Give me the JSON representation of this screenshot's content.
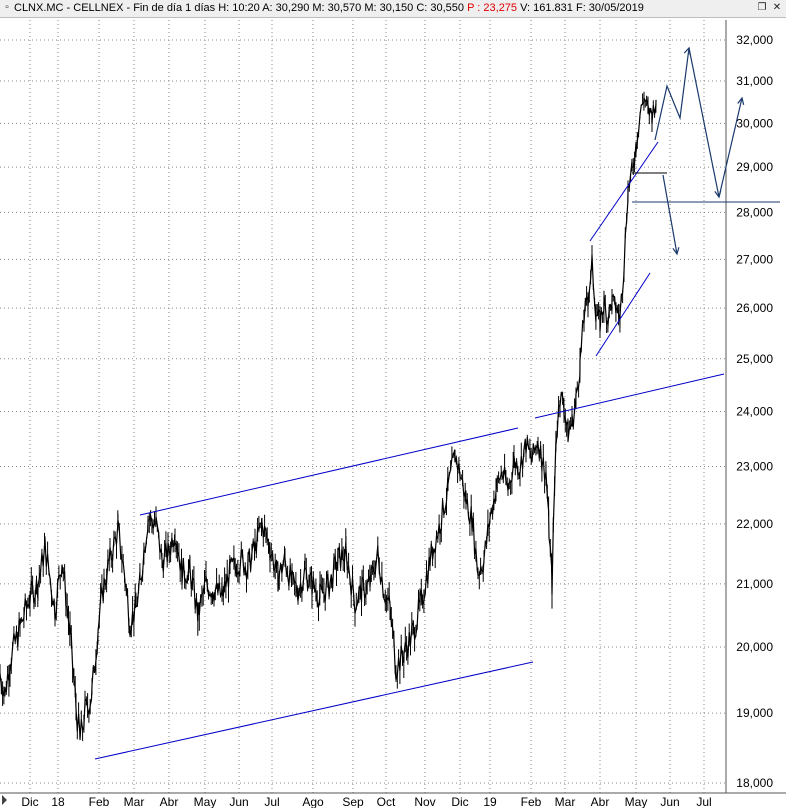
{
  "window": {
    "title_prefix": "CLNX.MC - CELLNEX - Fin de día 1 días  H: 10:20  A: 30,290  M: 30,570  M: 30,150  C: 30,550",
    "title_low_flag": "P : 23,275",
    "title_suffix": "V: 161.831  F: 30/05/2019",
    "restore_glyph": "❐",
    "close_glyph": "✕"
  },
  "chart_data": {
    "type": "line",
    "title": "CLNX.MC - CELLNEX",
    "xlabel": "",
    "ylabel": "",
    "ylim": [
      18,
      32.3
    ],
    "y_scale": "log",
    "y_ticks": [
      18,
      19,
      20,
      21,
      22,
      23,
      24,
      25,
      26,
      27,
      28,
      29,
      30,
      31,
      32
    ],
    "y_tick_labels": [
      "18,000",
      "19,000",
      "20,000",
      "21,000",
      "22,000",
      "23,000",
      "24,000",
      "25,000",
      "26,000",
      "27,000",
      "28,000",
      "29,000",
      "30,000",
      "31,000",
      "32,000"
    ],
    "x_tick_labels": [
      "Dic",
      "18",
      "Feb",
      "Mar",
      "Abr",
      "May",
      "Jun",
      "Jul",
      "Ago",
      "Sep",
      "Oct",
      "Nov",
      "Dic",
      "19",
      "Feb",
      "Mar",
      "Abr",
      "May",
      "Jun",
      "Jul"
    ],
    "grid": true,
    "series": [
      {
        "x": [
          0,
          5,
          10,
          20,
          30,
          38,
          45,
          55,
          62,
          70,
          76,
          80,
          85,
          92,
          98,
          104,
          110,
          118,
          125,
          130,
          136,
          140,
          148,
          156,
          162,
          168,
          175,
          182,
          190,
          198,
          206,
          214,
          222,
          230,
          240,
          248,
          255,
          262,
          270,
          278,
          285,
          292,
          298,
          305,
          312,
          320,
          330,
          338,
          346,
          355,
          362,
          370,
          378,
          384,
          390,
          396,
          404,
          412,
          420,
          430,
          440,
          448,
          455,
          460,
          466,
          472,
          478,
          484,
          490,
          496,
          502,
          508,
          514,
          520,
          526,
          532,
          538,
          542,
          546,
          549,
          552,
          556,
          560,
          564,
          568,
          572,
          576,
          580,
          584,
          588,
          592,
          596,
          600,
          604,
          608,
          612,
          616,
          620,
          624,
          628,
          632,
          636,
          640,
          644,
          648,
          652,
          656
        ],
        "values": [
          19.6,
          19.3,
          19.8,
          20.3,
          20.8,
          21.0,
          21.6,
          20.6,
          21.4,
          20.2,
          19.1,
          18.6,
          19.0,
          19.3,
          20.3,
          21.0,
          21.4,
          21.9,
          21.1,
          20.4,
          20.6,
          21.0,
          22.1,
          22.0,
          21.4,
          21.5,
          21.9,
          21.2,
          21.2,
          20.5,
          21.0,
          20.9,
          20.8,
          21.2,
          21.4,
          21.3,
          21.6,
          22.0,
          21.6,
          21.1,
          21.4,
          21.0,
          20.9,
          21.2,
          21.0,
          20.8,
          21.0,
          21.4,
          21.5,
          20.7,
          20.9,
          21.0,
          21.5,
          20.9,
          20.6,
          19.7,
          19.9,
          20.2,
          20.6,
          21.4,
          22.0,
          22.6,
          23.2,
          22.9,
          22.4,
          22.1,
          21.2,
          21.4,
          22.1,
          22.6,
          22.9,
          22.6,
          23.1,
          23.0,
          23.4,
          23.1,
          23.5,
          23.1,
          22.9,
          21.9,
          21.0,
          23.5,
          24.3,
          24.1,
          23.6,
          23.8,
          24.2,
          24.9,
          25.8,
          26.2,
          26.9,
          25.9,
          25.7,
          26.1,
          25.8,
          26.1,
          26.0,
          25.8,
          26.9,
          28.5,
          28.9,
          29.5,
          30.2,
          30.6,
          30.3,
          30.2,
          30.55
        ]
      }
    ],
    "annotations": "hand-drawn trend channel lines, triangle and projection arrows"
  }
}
┄┄┄┄┄┄┄┄┄┄┄┄┄┄┄┄┄┄┄┄
Show all lines above holding "CELLNEX".

Answer to the task:
    "title_prefix": "CLNX.MC - CELLNEX - Fin de día 1 días  H: 10:20  A: 30,290  M: 30,570  M: 30,150  C: 30,550",
    "title": "CLNX.MC - CELLNEX",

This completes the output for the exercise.